[PROVIDED TEXT]
■ ■ ■ ■ ■ ■ ■

Gere v. Council Bluffs Ins. Co.

Decision Date23 October 1885
Citation23 N.W. 137,67 Iowa 272
PartiesGERE v. THE COUNCIL BLUFFS INS. CO
CourtIowa Supreme Court

Appeal from Cherokee Circuit Court.

ACTION upon two policies of fire insurance. There was a trial to a jury, and verdict and judgment were rendered for the plaintiff. The defendant appeals.

AFFIRMED.

E. C Herrick and Sapp & Pusey, for appellant.

A. F Meservey and J. D. F. Smith, for appellee.

OPINION

ADAMS, J.

I.

The policies contained a condition in these words: "In case difference shall arise as to the amount of loss or damage the subject shall, at the request of either party, be referred to two competent and disinterested arbitrators, each party to select one, (and in case of disagreement they to select a third,) who shall ascertain the damages on each article; and their award, in writing, shall be binding as to the amount of such loss or damage." The loss in question occurred on the sixteenth day of August, 1883. Proofs of loss were made on the fourth day of the next month, and the amount due upon the policies became payable at that time. The company, however, did not pay, and the plaintiff, Mrs. N. M. Gere, commenced this her action on the tenth day of January, 1884. On the nineteenth day of April, 1884, the defendant served a written request upon the plaintiff for an arbitration of the amount of the loss. To this request we infer that the plaintiff paid no attention. On the twenty-first day of April, 1884, the defendant filed an answer setting out the provision of the policy in respect to an arbitration, and pleading the service of the written request. To so much of the answer as pleaded the request for arbitration the plaintiff demurred, and the demurrer was sustained. The defendant assigns as error the ruling upon the demurrer.

The agreement to arbitrate the amount of the loss, and the failure to choose an arbitrator after service of the written request, would not, in our opinion, constitute a defense, unless the arbitration should be deemed a condition precedent to the right to sue. The defendant, indeed, as we understand, does not contend that it would. Its contention is that an arbitration is a condition precedent to a right to sue. But it is to be observed that it is not expressly so provided, nor, indeed, is an arbitration to be had at all, except one of the parties requests it. The agreement, then, to arbitrate the amount of loss on the written request of either party was, we think, nothing more than a mode of providing what should be deemed conclusive evidence of one of the facts. Whether the written request was served too late or not we need not determine. If it was not too late, the plaintiff, at the time the answer was filed, might still be allowed to choose an arbitrator, and procure her evidence in the mode agreed. If the defendant, upon the trial, had objected to the testimony which was offered as to the amount of the loss, on the ground that the parties had agreed upon another mode of establishing such fact, possibly the defendant's objection should have been sustained. But we see no such objection. It had proceeded upon the theory that the failure to ascertain the amount of loss in the mode agreed was a defense, and so pleaded it, and relied simply upon saving an exception to the ruling of the court in holding that it was not a defense. What should have been the ruling of the court if objection had been made to the testimony offered in regard to the amount of the loss we do not determine. In our opinion the ruling of the court upon the demurrer was correct.

■ ■ ■ ■ ■ ■ ■

[DATA PROVIDED]

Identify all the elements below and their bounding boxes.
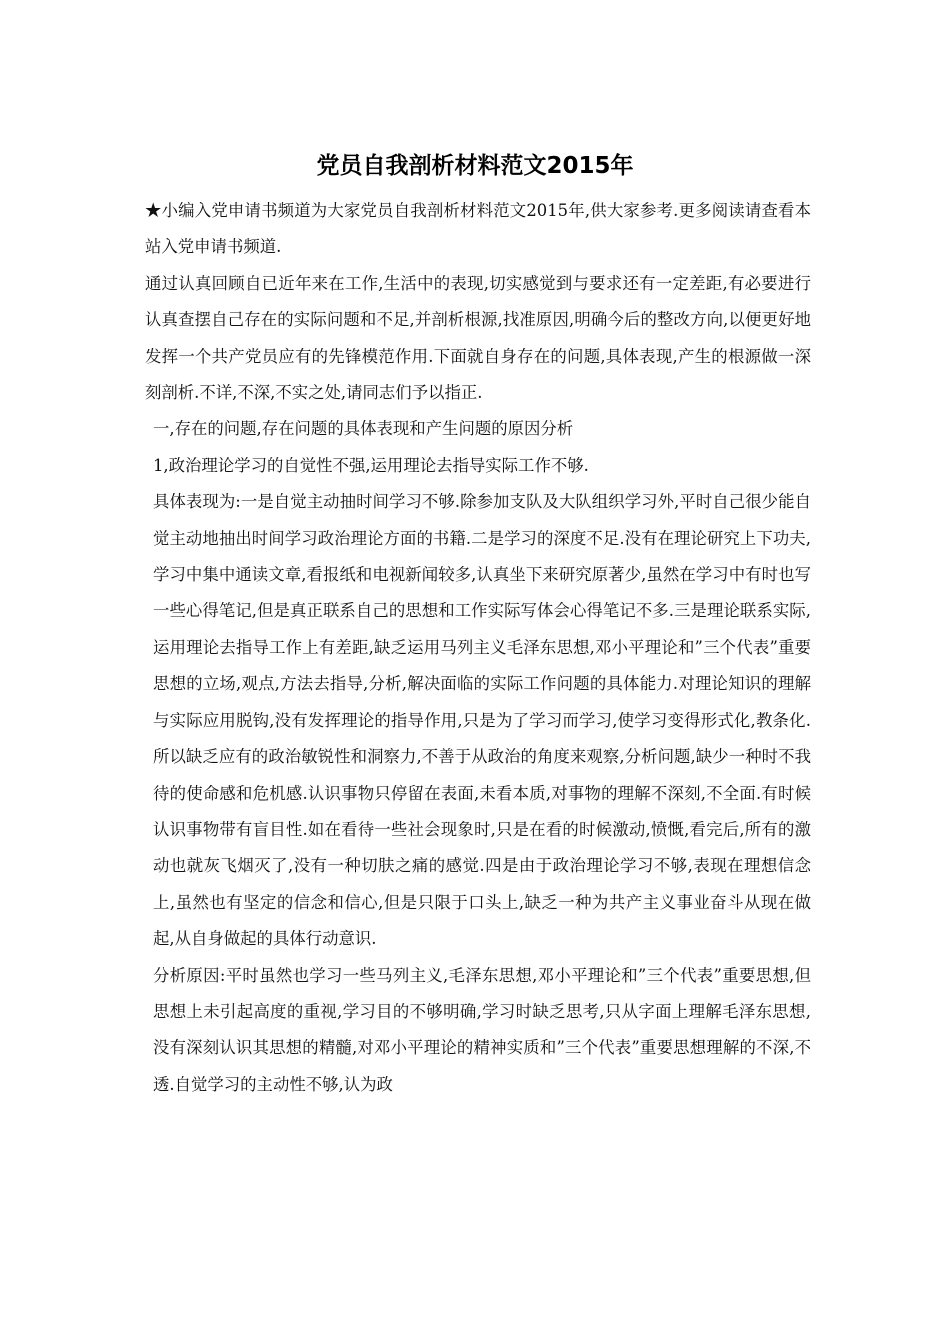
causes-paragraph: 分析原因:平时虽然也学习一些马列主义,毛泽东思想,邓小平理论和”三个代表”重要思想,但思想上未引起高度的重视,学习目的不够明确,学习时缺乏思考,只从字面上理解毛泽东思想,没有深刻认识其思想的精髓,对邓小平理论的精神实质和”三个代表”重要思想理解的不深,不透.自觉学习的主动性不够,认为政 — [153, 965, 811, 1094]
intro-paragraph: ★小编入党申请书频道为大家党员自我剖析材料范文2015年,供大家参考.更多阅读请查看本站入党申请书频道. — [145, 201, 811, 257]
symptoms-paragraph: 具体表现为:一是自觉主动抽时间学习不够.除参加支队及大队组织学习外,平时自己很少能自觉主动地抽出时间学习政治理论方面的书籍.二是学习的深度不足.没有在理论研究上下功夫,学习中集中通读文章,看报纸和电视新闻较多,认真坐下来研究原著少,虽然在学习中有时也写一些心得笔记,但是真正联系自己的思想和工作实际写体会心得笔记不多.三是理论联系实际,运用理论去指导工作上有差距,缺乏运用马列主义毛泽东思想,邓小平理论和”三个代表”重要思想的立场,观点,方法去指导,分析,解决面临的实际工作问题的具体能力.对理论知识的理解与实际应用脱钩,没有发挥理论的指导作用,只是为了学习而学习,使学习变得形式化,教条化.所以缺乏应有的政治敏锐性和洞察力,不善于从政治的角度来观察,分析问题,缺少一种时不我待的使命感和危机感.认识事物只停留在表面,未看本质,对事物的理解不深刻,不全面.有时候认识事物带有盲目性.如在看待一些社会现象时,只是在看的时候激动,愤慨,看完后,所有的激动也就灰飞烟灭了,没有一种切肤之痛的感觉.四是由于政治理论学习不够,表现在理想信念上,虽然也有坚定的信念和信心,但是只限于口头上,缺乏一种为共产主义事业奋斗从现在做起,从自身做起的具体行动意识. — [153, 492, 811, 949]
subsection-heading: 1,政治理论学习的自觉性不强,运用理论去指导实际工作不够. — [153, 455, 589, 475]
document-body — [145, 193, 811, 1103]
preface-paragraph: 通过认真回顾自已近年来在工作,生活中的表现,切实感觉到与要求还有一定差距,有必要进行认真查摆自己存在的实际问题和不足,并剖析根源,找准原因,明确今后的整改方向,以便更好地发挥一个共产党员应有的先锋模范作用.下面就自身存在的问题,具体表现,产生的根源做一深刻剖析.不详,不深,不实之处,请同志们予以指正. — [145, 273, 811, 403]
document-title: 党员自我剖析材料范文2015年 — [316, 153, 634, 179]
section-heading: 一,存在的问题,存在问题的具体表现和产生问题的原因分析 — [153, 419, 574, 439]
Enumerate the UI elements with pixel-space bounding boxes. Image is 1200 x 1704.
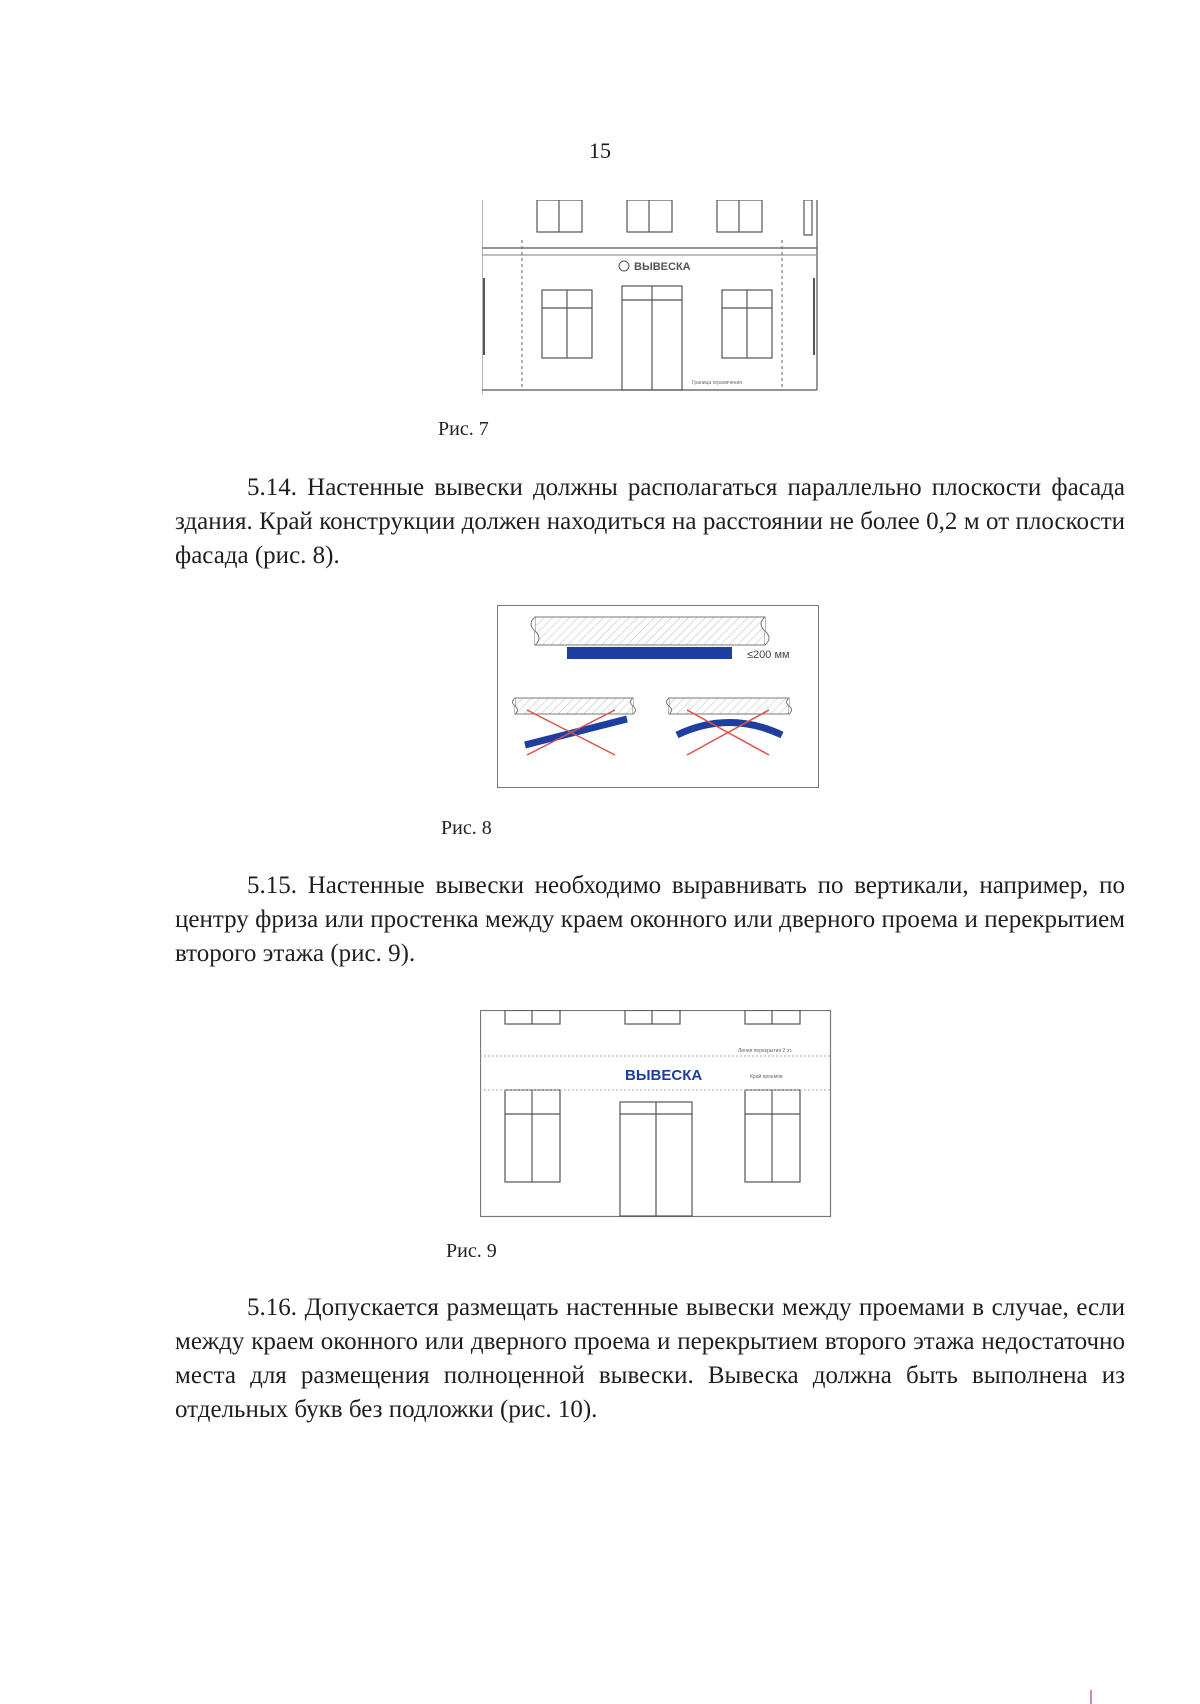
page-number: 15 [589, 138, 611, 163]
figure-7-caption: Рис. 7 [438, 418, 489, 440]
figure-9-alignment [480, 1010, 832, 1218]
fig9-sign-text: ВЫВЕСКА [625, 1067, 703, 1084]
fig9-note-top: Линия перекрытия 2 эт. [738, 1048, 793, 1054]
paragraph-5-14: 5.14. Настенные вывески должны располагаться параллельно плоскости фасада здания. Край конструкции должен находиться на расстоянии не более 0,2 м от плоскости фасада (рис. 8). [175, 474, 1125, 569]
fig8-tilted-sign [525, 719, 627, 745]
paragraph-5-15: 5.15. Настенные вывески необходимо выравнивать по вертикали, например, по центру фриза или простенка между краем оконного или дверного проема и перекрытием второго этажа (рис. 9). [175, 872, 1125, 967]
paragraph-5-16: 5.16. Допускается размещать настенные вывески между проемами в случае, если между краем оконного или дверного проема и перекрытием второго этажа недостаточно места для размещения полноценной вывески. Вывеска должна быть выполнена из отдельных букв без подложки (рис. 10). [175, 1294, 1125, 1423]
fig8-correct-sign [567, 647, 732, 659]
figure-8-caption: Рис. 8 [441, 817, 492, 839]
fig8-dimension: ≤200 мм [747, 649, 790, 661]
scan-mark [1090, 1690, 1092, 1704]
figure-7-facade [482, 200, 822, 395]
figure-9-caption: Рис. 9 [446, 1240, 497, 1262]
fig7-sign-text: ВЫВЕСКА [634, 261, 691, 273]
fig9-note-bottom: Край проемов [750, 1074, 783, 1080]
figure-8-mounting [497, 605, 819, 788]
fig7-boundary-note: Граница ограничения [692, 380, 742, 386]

■ ■ ■ ■ ■ ■ ■

[DIRECTIONS]
(1) From the Gere insurance opinion, echo the passage starting with "Decision Date23 October" and going on through "Pusey, for appellant.".
(2) Render this sentence from the Gere insurance opinion in Spanish: "There was a trial to a jury, and verdict and judgment were rendered for the plaintiff."
(3) In the Gere insurance opinion, on what date did the defendant serve its written request for an arbitration of the amount of the loss?

[WORKED SOLUTIONS]
(1)
Decision Date23 October 1885
Citation23 N.W. 137,67 Iowa 272
PartiesGERE v. THE COUNCIL BLUFFS INS. CO
CourtIowa Supreme Court

Appeal from Cherokee Circuit Court.

ACTION upon two policies of fire insurance. There was a trial to a jury, and verdict and judgment were rendered for the plaintiff. The defendant appeals.

AFFIRMED.

E. C Herrick and Sapp & Pusey, for appellant.

(2) Hubo un juicio ante un jurado, y se dictaron veredicto y sentencia a favor de la parte demandante.

(3) On the nineteenth day of April, 1884.